● Problem to solve: Count every line below that contains "content", then state the total with no other output.

● Raw records:

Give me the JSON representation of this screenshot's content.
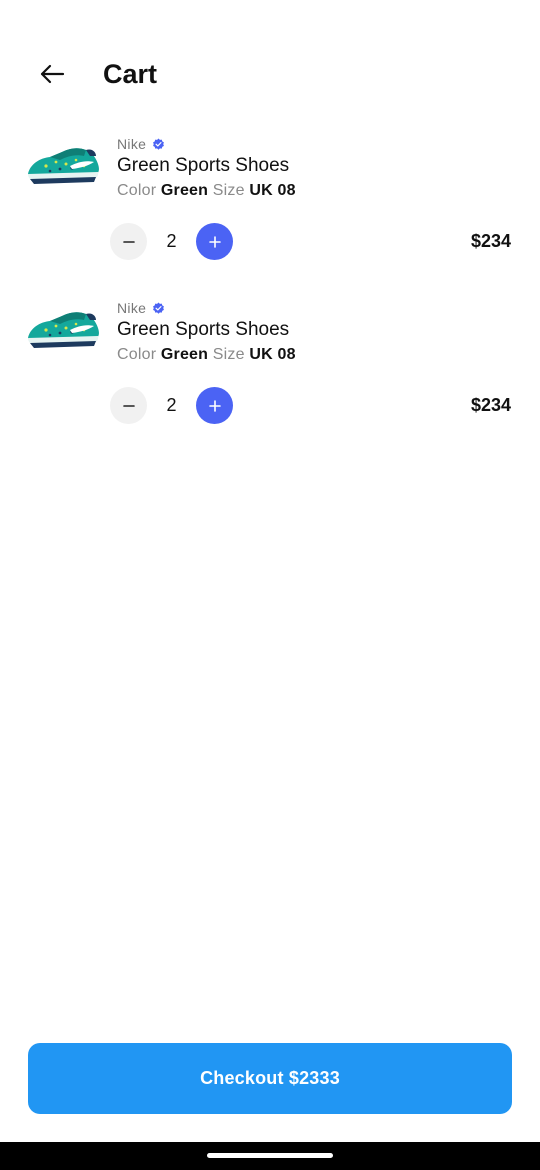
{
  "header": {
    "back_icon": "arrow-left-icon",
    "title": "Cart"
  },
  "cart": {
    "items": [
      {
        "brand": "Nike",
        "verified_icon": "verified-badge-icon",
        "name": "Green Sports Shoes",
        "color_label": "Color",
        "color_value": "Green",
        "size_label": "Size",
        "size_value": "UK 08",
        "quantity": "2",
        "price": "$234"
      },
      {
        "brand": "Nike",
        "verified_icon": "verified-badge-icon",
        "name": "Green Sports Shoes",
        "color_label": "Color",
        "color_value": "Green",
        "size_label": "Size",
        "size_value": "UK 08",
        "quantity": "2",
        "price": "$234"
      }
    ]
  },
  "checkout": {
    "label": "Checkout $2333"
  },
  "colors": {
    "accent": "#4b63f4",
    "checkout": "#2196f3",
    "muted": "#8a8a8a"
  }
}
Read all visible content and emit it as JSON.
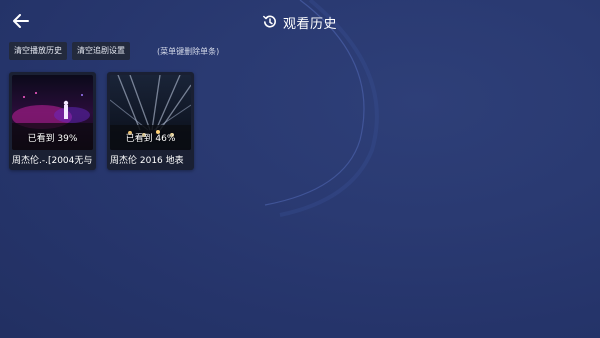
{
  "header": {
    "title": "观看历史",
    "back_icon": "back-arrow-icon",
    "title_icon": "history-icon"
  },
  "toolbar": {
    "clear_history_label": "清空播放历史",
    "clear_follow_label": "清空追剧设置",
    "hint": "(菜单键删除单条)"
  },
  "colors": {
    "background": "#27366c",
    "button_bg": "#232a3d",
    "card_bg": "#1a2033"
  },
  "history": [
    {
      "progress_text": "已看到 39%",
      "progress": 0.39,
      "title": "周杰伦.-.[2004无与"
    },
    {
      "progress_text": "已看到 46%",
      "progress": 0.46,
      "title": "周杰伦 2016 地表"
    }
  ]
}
--
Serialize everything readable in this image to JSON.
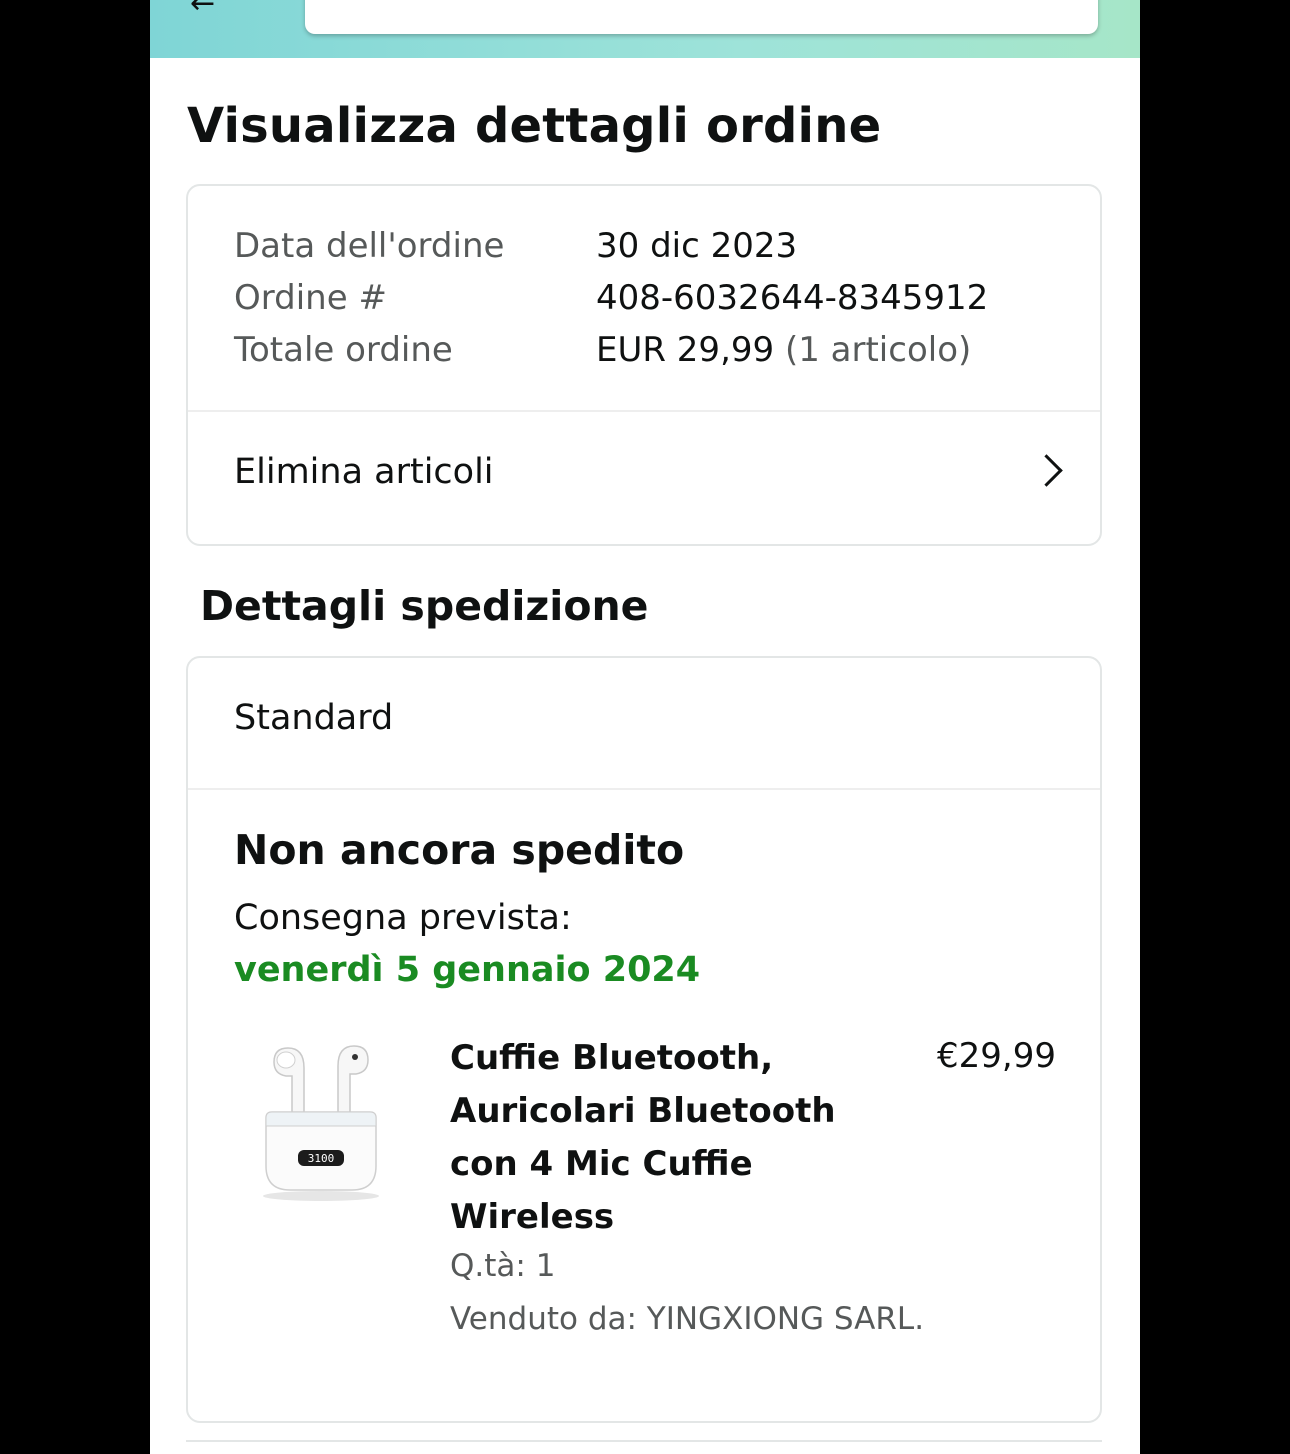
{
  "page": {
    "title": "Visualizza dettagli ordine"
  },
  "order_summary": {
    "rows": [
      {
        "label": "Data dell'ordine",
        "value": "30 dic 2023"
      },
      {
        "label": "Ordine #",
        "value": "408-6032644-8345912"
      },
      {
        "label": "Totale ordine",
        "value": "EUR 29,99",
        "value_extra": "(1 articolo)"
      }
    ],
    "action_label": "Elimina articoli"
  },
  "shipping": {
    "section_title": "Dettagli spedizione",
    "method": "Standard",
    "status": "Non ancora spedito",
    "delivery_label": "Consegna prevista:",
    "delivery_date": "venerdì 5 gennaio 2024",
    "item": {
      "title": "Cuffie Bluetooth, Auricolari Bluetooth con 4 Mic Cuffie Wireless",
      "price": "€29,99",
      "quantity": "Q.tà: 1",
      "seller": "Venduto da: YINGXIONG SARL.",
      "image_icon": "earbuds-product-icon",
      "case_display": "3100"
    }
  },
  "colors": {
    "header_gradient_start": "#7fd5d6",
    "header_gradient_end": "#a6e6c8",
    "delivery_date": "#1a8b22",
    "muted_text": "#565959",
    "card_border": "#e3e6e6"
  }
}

● Expected output: 2